- **GIVEN EXERCISE**: Find every line in the records below that holds the word "immatriculation" and copy it.

[Stored records]
--------------------
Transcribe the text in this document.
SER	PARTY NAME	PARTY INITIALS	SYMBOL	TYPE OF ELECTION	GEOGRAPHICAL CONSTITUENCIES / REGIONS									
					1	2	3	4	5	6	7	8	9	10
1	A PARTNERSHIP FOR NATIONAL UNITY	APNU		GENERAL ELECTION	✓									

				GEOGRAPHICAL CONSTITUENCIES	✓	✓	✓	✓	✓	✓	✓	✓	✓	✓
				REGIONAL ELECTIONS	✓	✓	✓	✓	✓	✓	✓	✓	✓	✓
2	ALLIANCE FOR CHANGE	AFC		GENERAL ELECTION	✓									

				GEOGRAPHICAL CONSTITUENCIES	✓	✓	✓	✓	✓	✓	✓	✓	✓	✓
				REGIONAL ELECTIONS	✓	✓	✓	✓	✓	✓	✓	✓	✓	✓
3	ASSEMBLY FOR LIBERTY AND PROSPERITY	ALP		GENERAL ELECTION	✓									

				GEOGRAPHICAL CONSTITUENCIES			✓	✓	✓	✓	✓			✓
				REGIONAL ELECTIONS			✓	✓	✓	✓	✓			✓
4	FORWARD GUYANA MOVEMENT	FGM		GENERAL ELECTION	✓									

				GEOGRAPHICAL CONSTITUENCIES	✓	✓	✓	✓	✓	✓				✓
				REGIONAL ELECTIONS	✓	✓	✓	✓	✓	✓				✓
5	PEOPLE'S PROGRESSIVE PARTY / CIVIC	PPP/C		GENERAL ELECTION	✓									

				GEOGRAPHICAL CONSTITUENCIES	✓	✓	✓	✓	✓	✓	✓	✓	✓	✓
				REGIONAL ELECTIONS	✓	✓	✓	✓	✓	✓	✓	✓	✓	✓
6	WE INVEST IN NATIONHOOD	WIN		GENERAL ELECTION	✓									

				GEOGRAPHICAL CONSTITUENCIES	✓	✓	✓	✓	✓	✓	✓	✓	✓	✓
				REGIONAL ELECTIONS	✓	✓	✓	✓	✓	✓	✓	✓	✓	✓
--------------------
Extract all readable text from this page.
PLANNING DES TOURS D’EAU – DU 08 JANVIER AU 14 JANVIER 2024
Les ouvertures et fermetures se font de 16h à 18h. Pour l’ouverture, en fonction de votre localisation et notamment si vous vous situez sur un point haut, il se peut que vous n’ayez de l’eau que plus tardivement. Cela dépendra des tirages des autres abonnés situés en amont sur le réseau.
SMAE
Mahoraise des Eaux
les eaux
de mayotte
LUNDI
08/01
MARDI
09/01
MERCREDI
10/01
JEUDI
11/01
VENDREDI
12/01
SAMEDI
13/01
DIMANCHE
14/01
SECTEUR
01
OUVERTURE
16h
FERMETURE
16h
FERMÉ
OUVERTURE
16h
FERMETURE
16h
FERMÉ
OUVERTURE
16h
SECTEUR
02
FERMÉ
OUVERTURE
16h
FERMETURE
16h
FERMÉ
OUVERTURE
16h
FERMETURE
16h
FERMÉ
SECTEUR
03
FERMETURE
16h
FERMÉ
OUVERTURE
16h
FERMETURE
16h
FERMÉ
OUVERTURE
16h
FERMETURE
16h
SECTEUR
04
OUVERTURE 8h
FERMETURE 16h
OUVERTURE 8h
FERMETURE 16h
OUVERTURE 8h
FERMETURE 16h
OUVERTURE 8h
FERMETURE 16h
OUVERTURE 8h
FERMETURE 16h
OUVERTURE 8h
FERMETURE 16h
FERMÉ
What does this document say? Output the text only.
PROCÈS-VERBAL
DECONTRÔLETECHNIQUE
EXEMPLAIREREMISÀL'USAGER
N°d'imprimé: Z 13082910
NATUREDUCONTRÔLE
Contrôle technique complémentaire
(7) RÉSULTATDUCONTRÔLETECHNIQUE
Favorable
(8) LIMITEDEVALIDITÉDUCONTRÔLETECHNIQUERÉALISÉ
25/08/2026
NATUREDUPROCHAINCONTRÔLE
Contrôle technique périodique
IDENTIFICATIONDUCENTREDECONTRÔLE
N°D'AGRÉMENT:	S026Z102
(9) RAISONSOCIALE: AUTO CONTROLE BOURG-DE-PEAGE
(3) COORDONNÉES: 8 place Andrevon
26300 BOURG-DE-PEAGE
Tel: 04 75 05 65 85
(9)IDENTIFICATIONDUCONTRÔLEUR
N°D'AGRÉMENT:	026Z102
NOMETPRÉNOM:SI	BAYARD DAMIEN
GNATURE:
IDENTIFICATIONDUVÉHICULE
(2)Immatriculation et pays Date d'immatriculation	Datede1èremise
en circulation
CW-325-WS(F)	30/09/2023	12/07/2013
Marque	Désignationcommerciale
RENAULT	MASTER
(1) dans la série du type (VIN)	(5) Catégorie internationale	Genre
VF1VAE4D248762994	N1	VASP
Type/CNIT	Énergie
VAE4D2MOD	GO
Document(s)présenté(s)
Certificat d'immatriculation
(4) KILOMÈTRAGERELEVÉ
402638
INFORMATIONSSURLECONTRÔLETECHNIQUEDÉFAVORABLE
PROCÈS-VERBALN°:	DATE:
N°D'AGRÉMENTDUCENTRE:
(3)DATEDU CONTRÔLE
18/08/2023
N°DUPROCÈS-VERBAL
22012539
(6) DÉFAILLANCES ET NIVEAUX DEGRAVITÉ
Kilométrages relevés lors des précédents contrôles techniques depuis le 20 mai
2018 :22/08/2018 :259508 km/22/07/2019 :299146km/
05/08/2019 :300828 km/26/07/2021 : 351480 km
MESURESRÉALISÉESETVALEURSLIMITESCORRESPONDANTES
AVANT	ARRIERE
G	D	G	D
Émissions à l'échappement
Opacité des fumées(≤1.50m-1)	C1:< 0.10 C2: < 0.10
--------------------
- **RESULT BELOW**:
(2)Immatriculation et pays Date d'immatriculation	Datede1èremise
Certificat d'immatriculation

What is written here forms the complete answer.